=== DATA EXTRACT ===

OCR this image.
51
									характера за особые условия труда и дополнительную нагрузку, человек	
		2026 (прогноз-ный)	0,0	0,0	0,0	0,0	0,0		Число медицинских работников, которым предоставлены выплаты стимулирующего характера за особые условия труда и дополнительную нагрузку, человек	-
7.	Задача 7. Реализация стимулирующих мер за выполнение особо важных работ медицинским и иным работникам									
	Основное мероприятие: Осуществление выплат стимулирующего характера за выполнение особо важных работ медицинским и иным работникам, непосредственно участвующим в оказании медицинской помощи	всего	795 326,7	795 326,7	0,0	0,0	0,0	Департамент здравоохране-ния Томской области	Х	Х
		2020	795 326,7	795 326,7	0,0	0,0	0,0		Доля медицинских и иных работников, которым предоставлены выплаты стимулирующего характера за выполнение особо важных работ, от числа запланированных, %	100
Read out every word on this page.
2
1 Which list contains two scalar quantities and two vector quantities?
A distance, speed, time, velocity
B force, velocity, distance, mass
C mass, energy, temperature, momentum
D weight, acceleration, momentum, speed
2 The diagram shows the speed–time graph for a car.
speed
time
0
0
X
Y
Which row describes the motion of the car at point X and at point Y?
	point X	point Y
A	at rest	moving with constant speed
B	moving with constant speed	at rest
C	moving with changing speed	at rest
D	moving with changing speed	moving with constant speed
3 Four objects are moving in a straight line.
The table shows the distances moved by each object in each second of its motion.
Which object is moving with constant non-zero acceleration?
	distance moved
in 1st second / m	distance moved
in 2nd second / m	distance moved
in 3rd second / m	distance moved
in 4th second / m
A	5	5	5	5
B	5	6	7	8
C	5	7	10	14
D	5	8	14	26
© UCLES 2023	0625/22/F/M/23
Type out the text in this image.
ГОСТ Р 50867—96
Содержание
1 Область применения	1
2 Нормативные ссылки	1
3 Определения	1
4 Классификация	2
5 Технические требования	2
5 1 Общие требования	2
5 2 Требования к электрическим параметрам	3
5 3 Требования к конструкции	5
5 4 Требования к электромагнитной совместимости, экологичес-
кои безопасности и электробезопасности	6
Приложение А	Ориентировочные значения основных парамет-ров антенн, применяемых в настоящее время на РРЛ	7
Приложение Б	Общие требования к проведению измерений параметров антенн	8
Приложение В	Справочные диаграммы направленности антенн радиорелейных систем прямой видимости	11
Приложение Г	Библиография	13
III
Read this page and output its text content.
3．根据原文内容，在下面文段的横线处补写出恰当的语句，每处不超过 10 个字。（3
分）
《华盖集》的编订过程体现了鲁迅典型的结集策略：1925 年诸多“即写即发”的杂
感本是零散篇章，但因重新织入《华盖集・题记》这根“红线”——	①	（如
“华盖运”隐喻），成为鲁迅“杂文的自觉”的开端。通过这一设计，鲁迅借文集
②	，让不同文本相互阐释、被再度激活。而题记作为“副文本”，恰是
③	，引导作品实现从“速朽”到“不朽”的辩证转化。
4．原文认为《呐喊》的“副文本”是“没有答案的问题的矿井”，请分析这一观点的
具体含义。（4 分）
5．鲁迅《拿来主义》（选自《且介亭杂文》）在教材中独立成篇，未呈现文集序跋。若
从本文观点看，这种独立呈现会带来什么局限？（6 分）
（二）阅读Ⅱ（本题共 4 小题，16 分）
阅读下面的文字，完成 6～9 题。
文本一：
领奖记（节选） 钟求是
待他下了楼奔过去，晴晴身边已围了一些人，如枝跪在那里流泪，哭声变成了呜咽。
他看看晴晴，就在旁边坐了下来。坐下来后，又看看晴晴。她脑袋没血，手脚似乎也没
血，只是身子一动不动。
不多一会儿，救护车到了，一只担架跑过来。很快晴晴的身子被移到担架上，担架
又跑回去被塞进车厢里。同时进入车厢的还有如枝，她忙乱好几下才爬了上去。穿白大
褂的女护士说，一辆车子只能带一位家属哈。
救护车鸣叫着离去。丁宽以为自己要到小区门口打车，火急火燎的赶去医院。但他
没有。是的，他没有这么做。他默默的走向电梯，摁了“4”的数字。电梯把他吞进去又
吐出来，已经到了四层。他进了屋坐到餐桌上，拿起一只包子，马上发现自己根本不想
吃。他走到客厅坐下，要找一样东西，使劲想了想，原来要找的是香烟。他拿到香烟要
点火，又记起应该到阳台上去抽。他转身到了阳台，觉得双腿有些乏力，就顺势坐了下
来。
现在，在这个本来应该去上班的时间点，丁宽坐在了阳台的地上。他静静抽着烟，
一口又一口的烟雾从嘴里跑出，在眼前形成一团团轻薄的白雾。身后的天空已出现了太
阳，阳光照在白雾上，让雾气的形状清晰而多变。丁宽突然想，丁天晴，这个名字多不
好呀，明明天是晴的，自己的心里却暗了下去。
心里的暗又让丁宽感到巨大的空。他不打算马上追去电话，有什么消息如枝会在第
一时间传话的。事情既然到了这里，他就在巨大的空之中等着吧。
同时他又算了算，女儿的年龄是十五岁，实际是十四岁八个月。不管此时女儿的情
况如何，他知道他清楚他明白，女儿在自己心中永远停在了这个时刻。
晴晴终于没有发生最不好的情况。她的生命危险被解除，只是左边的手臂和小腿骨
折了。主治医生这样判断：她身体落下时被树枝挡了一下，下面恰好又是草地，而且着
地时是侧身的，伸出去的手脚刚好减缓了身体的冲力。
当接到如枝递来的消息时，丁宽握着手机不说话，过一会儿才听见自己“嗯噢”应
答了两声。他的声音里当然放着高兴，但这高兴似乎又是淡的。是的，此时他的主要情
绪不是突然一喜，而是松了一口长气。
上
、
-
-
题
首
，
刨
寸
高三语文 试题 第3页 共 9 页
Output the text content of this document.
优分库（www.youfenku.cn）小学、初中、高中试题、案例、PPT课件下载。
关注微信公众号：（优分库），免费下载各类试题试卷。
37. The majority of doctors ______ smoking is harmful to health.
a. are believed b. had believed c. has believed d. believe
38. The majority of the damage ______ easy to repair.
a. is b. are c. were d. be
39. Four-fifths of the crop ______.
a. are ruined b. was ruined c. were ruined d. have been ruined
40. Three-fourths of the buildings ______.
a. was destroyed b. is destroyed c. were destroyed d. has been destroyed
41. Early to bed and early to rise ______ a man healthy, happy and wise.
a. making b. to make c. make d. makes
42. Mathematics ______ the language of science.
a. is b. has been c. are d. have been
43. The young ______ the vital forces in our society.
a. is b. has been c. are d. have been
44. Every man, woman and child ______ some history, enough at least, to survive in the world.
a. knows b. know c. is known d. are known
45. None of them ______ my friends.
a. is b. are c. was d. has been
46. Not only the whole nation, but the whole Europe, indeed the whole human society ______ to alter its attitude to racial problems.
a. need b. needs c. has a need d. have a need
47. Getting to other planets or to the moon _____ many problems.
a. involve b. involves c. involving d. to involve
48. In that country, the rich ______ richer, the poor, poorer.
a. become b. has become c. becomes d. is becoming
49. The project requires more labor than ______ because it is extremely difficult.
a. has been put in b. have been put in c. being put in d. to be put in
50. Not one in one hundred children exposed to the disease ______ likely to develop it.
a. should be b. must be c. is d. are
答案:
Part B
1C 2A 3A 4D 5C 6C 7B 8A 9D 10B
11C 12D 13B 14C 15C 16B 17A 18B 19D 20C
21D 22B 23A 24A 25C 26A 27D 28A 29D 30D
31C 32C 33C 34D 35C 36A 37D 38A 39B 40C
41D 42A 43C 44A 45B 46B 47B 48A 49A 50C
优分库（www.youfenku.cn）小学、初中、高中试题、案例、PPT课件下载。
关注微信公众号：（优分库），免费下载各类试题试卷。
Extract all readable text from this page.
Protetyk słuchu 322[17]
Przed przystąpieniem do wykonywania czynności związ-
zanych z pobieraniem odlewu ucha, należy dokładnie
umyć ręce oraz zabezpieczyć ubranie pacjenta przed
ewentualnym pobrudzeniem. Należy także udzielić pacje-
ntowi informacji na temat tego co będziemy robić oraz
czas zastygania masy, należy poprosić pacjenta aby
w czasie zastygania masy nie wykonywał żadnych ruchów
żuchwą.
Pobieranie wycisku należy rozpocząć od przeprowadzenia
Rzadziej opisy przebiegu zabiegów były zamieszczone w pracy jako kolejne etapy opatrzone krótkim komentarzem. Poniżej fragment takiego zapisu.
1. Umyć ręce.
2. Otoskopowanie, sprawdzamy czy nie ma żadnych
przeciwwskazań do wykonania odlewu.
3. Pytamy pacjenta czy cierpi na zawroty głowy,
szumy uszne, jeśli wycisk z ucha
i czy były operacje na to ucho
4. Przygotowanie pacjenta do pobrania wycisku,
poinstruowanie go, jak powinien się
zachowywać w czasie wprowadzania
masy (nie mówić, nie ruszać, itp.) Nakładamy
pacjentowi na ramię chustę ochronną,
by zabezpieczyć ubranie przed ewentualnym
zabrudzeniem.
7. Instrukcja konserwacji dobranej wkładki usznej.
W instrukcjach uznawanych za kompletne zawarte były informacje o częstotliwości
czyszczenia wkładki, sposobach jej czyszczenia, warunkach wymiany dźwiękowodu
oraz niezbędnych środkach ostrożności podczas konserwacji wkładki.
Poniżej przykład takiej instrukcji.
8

===

§ **TASK PROMPT**
Provide only the count of lines in the material above that hold the word "this".

§ **CORRECT RESULT**
6